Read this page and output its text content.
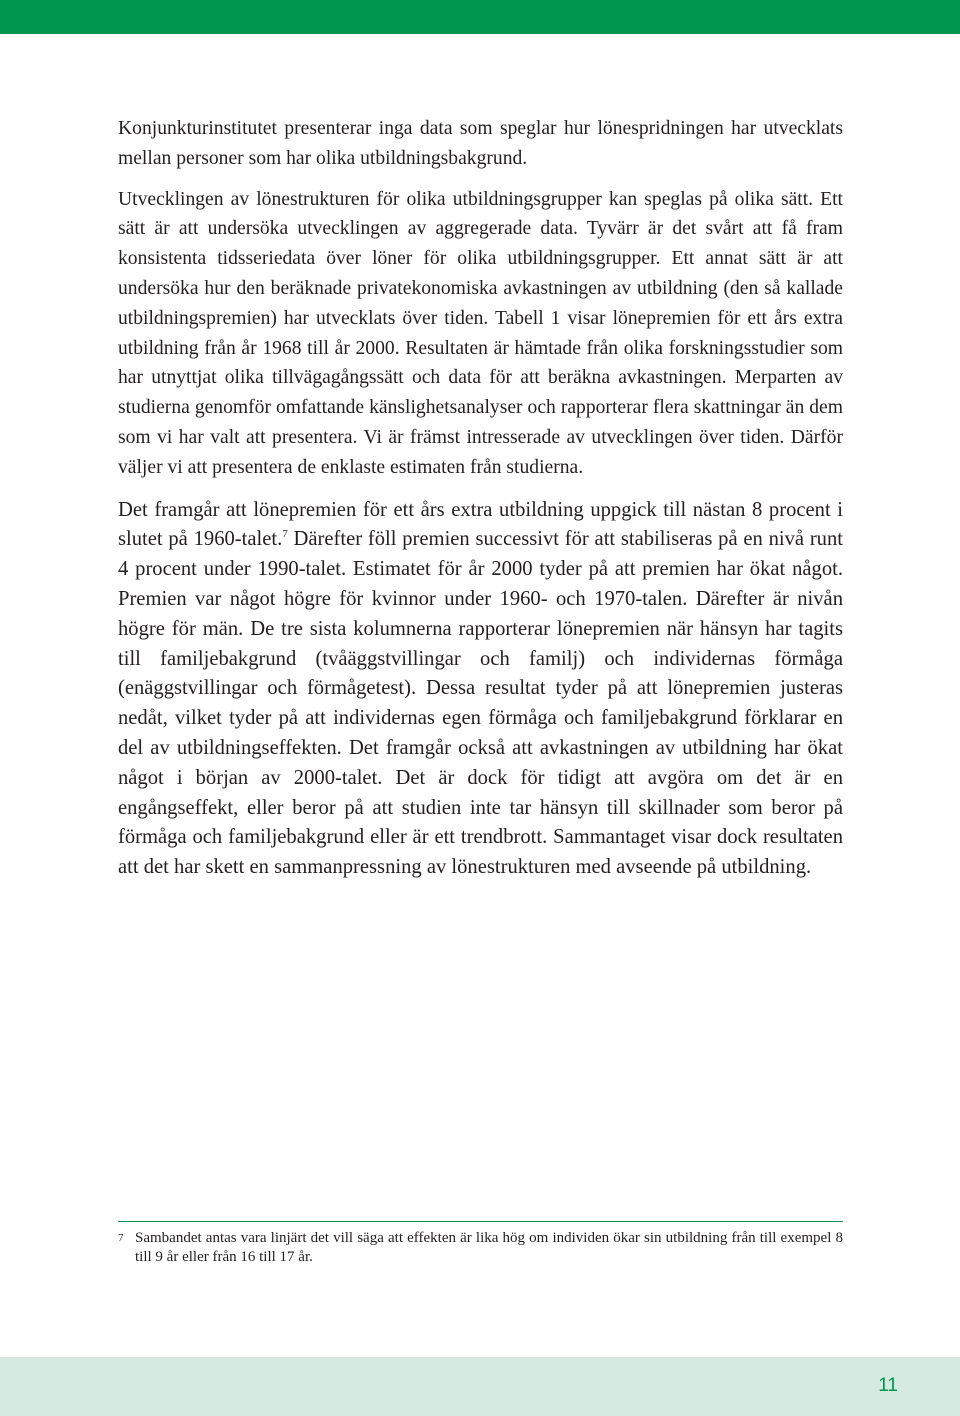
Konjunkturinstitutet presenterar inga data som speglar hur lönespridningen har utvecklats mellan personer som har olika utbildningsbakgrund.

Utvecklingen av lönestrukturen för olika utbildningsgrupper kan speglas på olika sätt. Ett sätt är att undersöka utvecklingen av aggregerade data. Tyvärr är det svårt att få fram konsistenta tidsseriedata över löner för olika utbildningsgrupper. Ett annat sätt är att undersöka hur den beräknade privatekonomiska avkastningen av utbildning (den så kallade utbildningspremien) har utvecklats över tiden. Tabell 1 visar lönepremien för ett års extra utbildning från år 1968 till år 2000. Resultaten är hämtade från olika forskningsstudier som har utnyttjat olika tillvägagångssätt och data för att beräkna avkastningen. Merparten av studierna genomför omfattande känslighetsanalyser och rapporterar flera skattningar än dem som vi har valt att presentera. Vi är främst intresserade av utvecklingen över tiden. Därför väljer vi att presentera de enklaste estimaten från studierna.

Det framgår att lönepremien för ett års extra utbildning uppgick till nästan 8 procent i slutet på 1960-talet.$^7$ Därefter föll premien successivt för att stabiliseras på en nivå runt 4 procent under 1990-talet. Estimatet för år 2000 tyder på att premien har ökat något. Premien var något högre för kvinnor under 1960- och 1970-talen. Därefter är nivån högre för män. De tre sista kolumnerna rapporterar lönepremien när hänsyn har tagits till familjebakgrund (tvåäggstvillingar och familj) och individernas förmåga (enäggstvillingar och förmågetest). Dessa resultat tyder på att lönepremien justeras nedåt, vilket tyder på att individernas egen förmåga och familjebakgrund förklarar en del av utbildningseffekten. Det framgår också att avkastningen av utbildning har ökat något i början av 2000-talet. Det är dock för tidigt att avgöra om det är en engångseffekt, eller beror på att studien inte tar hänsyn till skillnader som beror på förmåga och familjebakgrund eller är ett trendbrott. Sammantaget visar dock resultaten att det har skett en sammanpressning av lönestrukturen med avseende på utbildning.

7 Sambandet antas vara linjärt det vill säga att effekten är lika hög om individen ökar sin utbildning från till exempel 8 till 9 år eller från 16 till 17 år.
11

---

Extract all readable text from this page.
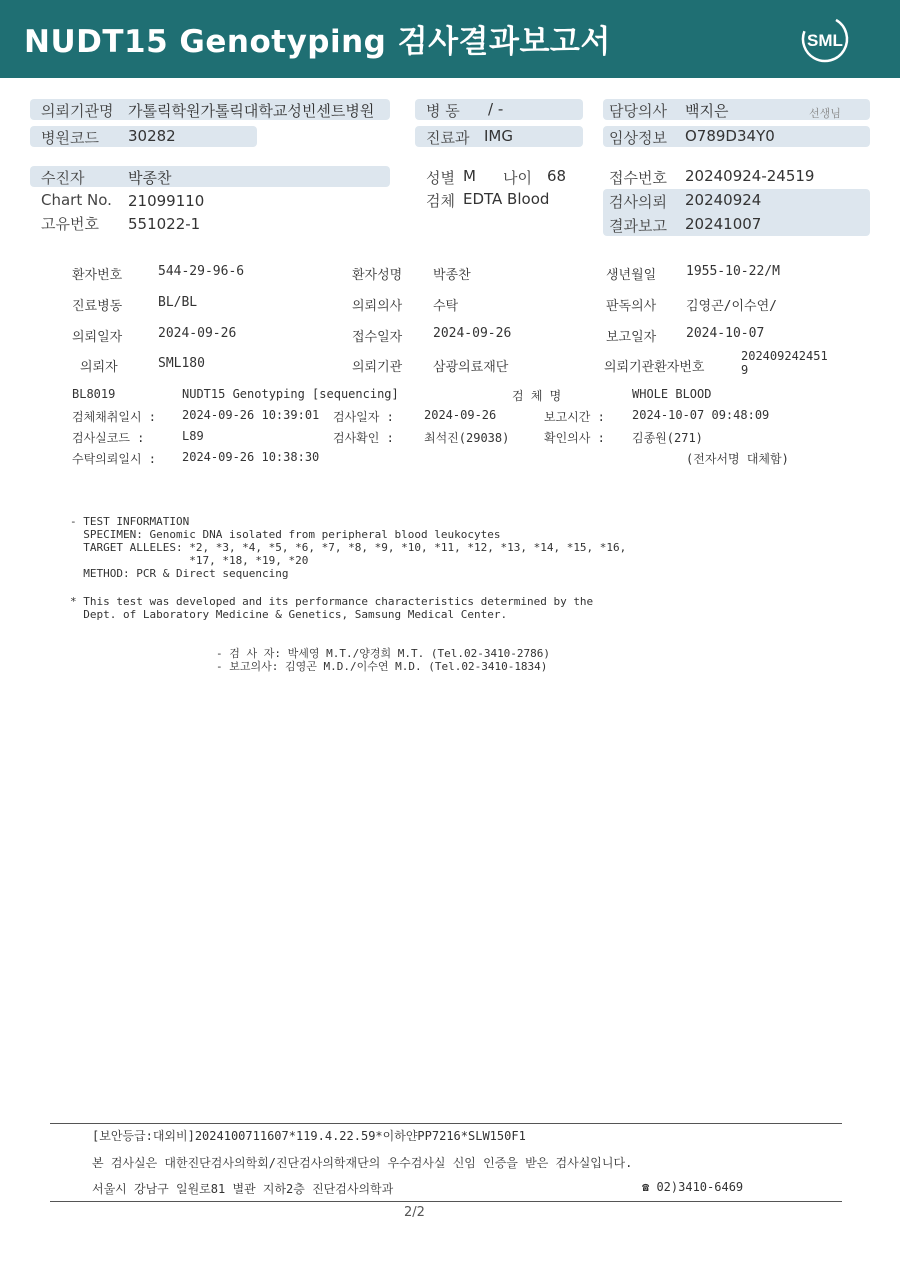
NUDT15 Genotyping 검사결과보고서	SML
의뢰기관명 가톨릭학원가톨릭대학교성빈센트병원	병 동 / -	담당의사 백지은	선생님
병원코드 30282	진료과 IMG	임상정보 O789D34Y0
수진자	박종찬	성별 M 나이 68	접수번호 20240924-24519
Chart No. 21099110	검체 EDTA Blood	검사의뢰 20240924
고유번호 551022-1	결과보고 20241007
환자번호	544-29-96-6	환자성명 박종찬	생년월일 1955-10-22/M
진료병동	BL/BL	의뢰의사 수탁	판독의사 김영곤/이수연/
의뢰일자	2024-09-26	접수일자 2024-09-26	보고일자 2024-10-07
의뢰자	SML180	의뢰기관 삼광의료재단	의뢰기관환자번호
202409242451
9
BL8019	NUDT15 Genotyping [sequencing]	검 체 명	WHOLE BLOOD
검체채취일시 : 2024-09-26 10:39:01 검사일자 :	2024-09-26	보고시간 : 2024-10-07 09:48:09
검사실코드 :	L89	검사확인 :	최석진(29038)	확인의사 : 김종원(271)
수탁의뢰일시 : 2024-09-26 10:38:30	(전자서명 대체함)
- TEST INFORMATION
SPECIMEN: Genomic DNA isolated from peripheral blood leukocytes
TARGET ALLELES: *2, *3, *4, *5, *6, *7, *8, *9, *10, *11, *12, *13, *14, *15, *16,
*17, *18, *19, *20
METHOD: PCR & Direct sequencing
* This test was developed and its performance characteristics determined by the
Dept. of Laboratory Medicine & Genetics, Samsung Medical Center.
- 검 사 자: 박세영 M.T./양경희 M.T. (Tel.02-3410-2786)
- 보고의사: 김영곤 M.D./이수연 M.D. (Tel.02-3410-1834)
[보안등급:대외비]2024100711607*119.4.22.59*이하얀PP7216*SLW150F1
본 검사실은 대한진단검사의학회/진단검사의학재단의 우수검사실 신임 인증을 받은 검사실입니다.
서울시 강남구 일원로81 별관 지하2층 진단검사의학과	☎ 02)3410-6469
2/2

...

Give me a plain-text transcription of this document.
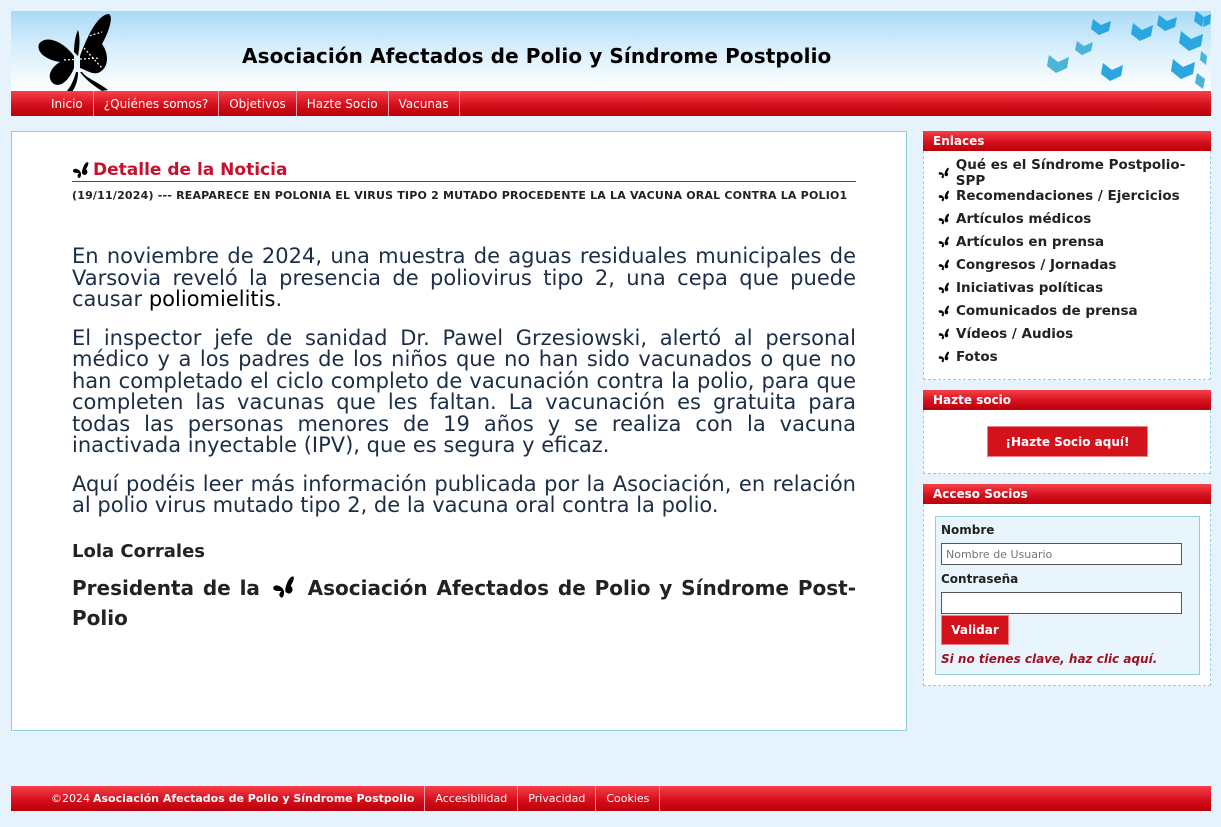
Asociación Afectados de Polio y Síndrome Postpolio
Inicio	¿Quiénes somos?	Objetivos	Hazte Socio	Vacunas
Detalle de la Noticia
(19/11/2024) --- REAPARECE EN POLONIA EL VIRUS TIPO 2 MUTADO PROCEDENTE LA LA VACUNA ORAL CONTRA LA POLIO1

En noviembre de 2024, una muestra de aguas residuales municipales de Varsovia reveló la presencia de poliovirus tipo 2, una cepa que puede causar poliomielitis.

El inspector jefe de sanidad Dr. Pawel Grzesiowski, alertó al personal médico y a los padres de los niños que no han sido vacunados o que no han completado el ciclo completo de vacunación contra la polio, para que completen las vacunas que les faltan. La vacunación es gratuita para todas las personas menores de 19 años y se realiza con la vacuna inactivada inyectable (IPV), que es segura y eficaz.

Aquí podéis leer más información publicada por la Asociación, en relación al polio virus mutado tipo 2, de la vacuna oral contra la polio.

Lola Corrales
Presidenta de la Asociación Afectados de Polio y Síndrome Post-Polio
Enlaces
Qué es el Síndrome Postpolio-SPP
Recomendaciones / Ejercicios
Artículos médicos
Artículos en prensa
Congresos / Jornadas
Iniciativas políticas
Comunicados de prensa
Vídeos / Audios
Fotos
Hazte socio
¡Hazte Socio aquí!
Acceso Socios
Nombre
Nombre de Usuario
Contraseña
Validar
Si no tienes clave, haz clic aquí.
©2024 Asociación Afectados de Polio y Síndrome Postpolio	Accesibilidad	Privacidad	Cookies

:: Exercise brief ::
Using the data above, count every line that contains the word "Postpolio", then give the count and nothing more.

:: Exercise solution ::
3